● **Provided text**
◆ ◆ ◆
The results have been tangible. Two of the most consistent Monday night students were invited to perform at the Alex Fund's annual benefit concert this year — sharing a stage with artists like Billy Ray Cyrus, Jeffrey Steele and Uncle Kracker. A drummer and a guitar player, both teenagers, playing in front of a packed 300-seat theater because they showed up every week and earned it.

And then there's Sam — a kid Casey and her partner Curtis started teaching on Zoom during COVID. Sam had never held a guitar before. He had health challenges that limited his mobility, and his father thought music might help with coordination and give him something to hold onto during lockdown. Casey spent 30 minutes each week on writing; Curtis spent 30 minutes on guitar. All online, at first. Then in person, once the world reopened.

Sam kept at it through high school. He's now in his first year of college — minoring in music.

His parents told Casey it was because of those lessons.

Real Impact

The Alex Fund is not a large organization. It doesn't raise hundreds of millions of dollars. It doesn't have a national staff or a corporate board. It operates behind the scenes, in a community, with a family at the center of every decision.

And that's exactly what makes it work.

In 19 years of operation, the Fund has supported 14 skate parks in underserved communities across the country. It has funded skate gear for kids who couldn't afford a board. It has built a concrete skate park and a music production lab at the Brentwood Family YMCA. It runs weekly music programming and annual benefit concerts that give young musicians a stage. It has partnered with three anchor organizations — the YMCA, the Skate Park Project, and Beat of Life — to extend its reach far beyond what a small fund could accomplish alone.

But the real impact isn't in the infrastructure. It's in the stories.

David, the kid from government housing who was adopted through the skate scholarship program and now serves in the United States Army. Sam, who picked up a guitar on Zoom during COVID and is now studying music in college. The Monday night band kids who played alongside professional musicians at a sold-out benefit concert. The skaters who finally had somewhere safe to go after school — and someone who noticed whether they showed up.

"If you find somebody that's lit up about something, they're going to have a lot more motivation for the other parts of their lives."

That insight — that passion is the gateway to accountability — is the engine that drives everything the Alex Fund does. It's why the programs don't start with grades or behavior plans. They start with a skateboard. A guitar. A Monday night jam session. They start with the thing the kid already cares about — and build outward from there.

Casey puts it plainly: teens are one of the most important and most neglected age groups. The systems that exist for them are often punitive, transactional, or simply absent. What the Alex Fund offers is different. It's relational. It's consistent. And it treats young people not as problems to be solved, but as people to be invested in.

The annual benefit concert is perhaps the most visible expression of that philosophy. Held at a 300-seat theater in Franklin, Tennessee, the event is deliberately intimate. There's no live stream. If you're there, you're there. The caliber of talent that crosses the stage — artists who normally fill arenas — makes the experience something attendees don't forget. But the most powerful moments aren't the headliners. They're the student musicians who earned their way onto that stage through months of consistent Monday night effort, standing in front of a packed house and playing alongside professionals because someone believed they belonged there.
◆ ◆ ◆
● **Given information**
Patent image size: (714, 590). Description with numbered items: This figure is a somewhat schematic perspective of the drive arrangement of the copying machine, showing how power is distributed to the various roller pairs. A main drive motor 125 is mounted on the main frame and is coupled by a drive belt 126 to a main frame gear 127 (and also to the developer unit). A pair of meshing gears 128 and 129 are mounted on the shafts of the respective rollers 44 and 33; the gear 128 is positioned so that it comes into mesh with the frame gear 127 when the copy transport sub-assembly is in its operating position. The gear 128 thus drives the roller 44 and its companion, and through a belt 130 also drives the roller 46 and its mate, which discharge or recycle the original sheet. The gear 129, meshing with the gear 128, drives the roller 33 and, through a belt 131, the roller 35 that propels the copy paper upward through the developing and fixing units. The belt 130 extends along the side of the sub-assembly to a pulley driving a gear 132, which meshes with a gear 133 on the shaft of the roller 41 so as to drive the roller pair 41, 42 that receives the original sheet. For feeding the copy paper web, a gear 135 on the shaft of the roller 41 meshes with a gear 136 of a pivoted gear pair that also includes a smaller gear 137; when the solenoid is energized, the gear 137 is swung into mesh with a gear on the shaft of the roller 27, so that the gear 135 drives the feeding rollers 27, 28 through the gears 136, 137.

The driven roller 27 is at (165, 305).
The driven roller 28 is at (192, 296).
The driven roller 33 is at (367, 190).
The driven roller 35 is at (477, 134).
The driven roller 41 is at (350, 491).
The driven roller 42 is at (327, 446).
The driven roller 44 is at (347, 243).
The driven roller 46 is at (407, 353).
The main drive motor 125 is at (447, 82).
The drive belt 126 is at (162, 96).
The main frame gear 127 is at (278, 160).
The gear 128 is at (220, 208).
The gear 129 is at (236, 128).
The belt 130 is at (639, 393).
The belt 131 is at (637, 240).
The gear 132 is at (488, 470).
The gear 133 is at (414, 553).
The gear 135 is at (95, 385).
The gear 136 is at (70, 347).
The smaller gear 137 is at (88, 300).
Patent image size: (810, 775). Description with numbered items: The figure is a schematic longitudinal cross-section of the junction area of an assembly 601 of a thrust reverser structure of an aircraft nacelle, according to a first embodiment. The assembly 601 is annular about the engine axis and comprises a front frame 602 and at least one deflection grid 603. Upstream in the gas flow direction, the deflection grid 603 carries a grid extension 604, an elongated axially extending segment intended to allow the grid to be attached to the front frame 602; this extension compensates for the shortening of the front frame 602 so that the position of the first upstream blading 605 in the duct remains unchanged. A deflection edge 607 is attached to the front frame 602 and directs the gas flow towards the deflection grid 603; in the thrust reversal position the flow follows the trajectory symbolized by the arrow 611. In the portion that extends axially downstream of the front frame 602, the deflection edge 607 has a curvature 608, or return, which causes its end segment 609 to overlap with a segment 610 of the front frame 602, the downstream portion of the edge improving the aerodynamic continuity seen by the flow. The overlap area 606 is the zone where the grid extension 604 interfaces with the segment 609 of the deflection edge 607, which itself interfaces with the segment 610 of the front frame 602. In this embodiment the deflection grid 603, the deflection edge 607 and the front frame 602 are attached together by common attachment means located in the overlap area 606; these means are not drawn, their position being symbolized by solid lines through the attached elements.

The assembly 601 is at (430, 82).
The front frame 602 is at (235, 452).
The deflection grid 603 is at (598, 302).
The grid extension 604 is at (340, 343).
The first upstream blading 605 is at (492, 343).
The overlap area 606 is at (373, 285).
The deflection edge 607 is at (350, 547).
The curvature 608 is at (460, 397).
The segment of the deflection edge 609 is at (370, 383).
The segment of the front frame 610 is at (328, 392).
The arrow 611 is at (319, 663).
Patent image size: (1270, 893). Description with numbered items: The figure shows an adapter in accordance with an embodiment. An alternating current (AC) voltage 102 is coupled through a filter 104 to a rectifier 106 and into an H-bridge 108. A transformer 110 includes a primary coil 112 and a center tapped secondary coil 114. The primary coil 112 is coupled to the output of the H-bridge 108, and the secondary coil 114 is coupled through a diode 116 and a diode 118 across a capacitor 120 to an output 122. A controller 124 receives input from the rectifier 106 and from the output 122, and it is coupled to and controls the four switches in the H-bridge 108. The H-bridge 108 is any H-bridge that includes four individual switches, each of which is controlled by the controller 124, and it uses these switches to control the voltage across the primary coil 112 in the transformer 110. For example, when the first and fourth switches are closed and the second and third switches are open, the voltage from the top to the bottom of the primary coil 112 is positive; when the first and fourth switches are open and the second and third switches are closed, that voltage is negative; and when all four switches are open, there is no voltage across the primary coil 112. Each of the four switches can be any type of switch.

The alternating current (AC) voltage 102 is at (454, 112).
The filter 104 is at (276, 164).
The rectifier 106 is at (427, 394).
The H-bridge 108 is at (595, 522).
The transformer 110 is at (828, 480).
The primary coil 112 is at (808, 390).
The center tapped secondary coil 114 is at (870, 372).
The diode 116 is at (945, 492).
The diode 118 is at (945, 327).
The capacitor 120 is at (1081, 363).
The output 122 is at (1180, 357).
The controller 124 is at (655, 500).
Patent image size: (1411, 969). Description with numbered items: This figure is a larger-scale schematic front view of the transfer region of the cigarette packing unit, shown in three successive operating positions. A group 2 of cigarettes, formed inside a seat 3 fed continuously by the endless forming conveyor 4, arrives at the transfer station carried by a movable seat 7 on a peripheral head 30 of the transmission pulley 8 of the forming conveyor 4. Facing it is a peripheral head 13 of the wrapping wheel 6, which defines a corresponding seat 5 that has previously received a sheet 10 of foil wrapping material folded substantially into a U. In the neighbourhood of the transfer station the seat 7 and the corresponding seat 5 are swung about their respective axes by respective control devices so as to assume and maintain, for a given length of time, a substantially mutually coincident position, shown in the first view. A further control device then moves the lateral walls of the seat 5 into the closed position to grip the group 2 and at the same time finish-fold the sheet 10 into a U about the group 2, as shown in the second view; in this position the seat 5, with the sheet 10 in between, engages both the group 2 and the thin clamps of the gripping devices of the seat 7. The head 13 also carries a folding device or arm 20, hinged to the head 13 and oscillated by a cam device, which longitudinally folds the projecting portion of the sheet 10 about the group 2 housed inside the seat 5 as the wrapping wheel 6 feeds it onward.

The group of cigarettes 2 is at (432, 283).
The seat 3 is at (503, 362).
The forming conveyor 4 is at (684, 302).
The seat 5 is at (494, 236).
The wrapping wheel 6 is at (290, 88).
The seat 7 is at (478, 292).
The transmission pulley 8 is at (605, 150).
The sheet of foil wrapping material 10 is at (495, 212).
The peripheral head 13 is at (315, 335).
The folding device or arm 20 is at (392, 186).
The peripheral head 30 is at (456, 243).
◆ ◆ ◆
● **Questions**
1 > Copy the Alex Fund passage word for word, starting with "The Alex Fund is" and going on through "of every decision.".
2 > Carry on the Alex Fund piece from the point where it ends.

● **Expected outputs**
1 >
The Alex Fund is not a large organization. It doesn't raise hundreds of millions of dollars. It doesn't have a national staff or a corporate board. It operates behind the scenes, in a community, with a family at the center of every decision.

2 >
That concert is not a fundraiser dressed up as entertainment. It's a demonstration of what the Fund builds: a pipeline from a kid picking up a guitar for the first time to a young musician performing for a real audience. From a 14-year-old walking past drug dealers to get to the skate park to a soldier serving his country. From grief to legacy to opportunity — repeated, year after year, kid after kid.

The ripple effects of that philosophy show up in ways that can't be reduced to metrics. A kid who was told he'd never leave government housing is now defending his country. A kid who couldn't hold a guitar is now studying music. A skateboarder who was in the program a decade ago came back to teach Casey's daughter her first tricks — a full-circle moment that captures everything the Fund is about.

"It's kind of like that cool full circle — still getting to have someone be such an active part of your life that you got to be a part of theirs."

Why The Kash Foundation Stepped In

The Kash Foundation's mission is simple: Back the Brave. Build the Future.

The Alex LeVasseur Memorial Fund is both of those things in action.

It takes bravery to build something from grief — to channel the loss of a 13-year-old brother into nearly two decades of sustained, hands-on community work. It takes bravery to stay small when the world rewards scale, to remain rooted in a community when the pressure is always to expand, and to keep showing up every Monday night to teach music to teenagers when nobody is watching.

And the future the Alex Fund is building is exactly the kind The Kash Foundation exists to support. These are programs that reach young people the traditional systems have missed — kids who aren't in organized sports, who don't fit neatly into after-school programming, who need someone to find them in the thing they already love and say: this matters, and so do you.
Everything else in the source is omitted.